■ **GIVEN INSTRUCTION**
Every line holding the string "stations" should be gathered.

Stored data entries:
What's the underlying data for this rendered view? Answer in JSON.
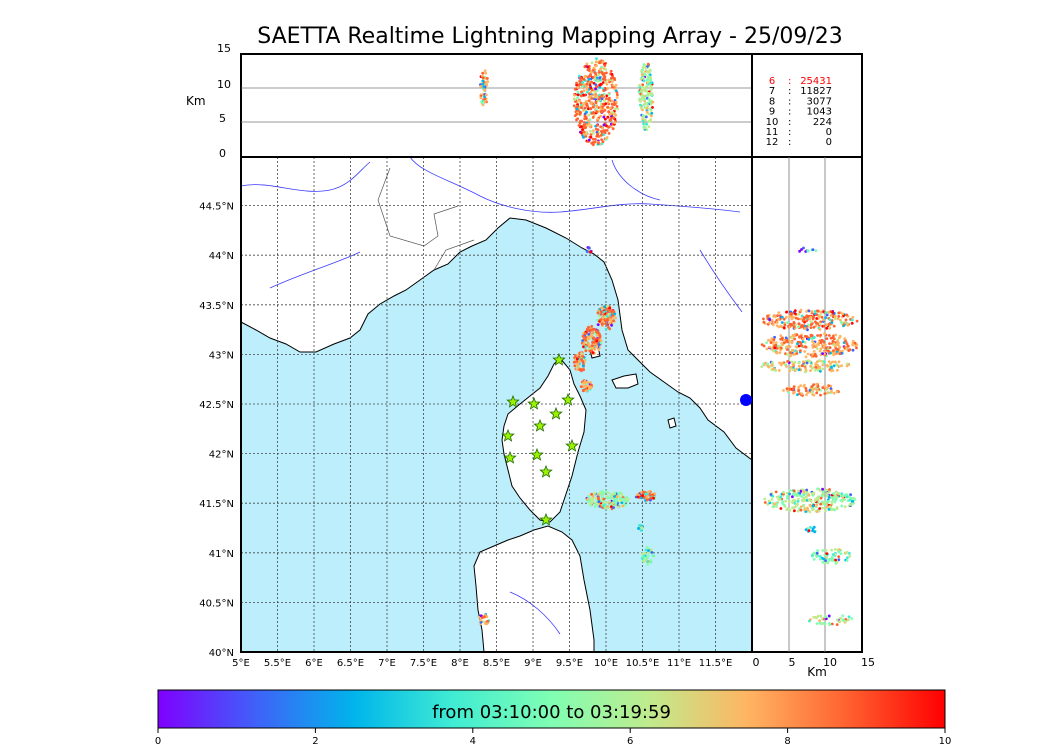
{
  "title": "SAETTA Realtime Lightning Mapping Array - 25/09/23",
  "height_panel": {
    "ylabel": "Km",
    "yticks": [
      "0",
      "5",
      "10",
      "15"
    ]
  },
  "side_panel": {
    "xlabel": "Km",
    "xticks": [
      "0",
      "5",
      "10",
      "15"
    ]
  },
  "map": {
    "lat_ticks": [
      "40°N",
      "40.5°N",
      "41°N",
      "41.5°N",
      "42°N",
      "42.5°N",
      "43°N",
      "43.5°N",
      "44°N",
      "44.5°N"
    ],
    "lon_ticks": [
      "5°E",
      "5.5°E",
      "6°E",
      "6.5°E",
      "7°E",
      "7.5°E",
      "8°E",
      "8.5°E",
      "9°E",
      "9.5°E",
      "10°E",
      "10.5°E",
      "11°E",
      "11.5°E"
    ],
    "sea_color": "#bdeefb",
    "land_color": "#ffffff",
    "river_color": "#3b3bff"
  },
  "station_counts": [
    {
      "stations": "6",
      "count": "25431",
      "highlight": true
    },
    {
      "stations": "7",
      "count": "11827",
      "highlight": false
    },
    {
      "stations": "8",
      "count": "3077",
      "highlight": false
    },
    {
      "stations": "9",
      "count": "1043",
      "highlight": false
    },
    {
      "stations": "10",
      "count": "224",
      "highlight": false
    },
    {
      "stations": "11",
      "count": "0",
      "highlight": false
    },
    {
      "stations": "12",
      "count": "0",
      "highlight": false
    }
  ],
  "colorbar": {
    "label": "from 03:10:00 to 03:19:59",
    "ticks": [
      "0",
      "2",
      "4",
      "6",
      "8",
      "10"
    ],
    "colors": [
      "#7f00ff",
      "#3f62f8",
      "#00b5eb",
      "#40ecd3",
      "#80feb3",
      "#c0eb8d",
      "#ffb462",
      "#ff6230",
      "#ff0000"
    ]
  }
}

■ **EXERCISE RESULT**
      "stations": "6",
      "stations": "7",
      "stations": "8",
      "stations": "9",
      "stations": "10",
      "stations": "11",
      "stations": "12",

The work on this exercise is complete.